**Given request**
Count the lines below that contain the word "Cheap". Give only the number.

── Dataset content

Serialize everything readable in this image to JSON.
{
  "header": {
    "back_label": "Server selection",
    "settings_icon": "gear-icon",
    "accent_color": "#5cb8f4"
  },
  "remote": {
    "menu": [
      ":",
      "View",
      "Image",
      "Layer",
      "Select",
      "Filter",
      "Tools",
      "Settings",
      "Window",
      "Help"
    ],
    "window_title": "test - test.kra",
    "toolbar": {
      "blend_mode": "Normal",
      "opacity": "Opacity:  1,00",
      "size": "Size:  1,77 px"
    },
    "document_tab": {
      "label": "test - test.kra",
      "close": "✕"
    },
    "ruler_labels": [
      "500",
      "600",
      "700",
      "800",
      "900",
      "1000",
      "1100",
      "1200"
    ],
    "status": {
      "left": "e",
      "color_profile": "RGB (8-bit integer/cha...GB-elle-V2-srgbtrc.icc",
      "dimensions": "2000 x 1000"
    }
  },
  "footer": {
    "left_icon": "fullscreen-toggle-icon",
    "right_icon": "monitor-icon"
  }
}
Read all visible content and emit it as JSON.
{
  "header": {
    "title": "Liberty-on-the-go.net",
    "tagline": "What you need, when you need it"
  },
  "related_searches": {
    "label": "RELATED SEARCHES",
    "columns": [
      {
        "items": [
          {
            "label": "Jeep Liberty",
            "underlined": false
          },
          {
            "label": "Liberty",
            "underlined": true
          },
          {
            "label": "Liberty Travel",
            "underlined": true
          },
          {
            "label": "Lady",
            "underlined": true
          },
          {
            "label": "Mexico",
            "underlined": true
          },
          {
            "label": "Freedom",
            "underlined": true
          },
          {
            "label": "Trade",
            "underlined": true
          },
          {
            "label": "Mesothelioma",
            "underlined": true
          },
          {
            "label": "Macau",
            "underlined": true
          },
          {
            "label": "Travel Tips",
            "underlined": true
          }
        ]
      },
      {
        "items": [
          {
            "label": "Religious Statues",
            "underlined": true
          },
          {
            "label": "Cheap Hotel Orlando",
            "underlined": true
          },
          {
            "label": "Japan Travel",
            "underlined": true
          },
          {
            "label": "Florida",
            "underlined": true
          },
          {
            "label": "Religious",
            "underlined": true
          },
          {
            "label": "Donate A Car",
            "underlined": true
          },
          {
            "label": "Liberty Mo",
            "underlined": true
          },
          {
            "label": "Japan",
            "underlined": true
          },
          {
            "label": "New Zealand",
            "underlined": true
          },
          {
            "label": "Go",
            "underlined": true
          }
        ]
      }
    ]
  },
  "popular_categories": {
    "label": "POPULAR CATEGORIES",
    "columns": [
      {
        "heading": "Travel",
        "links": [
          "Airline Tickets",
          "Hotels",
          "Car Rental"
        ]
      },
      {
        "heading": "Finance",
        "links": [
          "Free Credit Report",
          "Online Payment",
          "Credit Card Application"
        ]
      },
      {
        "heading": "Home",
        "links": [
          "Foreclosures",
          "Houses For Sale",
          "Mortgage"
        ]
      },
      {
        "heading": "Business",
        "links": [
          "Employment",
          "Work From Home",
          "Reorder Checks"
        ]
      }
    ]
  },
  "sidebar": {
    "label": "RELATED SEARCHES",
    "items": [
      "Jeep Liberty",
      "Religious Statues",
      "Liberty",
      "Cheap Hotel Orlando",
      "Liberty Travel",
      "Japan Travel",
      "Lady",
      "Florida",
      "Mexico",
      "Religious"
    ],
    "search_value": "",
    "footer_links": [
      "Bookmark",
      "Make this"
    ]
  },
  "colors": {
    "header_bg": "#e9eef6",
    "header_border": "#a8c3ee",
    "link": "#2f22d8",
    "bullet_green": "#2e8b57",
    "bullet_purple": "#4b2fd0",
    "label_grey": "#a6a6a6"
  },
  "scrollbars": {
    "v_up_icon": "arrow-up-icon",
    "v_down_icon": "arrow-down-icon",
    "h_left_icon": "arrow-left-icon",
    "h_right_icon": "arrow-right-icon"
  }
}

────

**Task solution**
2